**Goal:** Examine the records and identify each line that includes the string "Angaben". Copy those lines.

** start Record set **

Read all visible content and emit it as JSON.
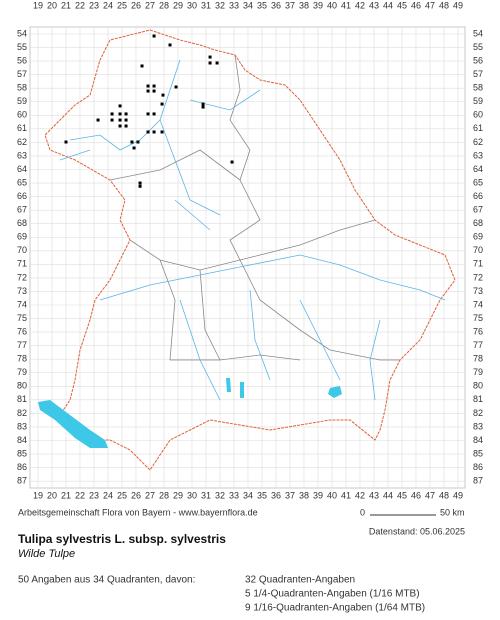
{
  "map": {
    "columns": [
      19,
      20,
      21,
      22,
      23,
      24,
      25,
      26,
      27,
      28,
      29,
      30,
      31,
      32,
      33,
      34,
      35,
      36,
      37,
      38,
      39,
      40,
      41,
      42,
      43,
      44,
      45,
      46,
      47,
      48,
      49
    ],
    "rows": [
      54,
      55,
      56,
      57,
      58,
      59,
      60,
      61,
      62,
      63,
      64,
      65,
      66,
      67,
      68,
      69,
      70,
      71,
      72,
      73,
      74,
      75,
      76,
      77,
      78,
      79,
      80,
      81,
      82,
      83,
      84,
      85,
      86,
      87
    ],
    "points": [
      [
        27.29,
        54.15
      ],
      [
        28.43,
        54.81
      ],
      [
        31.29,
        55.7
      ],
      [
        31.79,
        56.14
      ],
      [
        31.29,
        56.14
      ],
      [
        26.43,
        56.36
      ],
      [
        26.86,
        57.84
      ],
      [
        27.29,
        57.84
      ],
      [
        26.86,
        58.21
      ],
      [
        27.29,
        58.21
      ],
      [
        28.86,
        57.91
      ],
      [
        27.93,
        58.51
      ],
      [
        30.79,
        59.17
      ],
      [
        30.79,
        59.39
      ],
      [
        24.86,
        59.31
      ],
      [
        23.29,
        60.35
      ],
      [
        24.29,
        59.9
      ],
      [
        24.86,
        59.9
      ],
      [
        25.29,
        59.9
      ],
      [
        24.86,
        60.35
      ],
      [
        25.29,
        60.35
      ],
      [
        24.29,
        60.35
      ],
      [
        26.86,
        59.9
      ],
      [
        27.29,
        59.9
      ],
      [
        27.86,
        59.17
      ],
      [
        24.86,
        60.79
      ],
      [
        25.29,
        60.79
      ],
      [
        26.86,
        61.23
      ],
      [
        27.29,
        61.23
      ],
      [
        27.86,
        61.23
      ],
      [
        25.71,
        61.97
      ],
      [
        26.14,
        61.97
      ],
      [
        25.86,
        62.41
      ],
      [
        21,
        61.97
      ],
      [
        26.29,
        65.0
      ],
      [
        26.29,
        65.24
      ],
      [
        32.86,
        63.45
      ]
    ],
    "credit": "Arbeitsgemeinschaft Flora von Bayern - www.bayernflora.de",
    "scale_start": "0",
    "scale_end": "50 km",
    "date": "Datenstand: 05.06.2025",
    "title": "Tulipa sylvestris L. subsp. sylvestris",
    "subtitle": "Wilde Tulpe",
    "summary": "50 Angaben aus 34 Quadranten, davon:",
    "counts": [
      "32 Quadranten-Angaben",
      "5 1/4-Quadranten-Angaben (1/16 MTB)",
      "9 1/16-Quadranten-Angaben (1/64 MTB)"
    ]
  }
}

** end Record set **

**Result of this task:**
    "summary": "50 Angaben aus 34 Quadranten, davon:",
      "32 Quadranten-Angaben",
      "5 1/4-Quadranten-Angaben (1/16 MTB)",
      "9 1/16-Quadranten-Angaben (1/64 MTB)"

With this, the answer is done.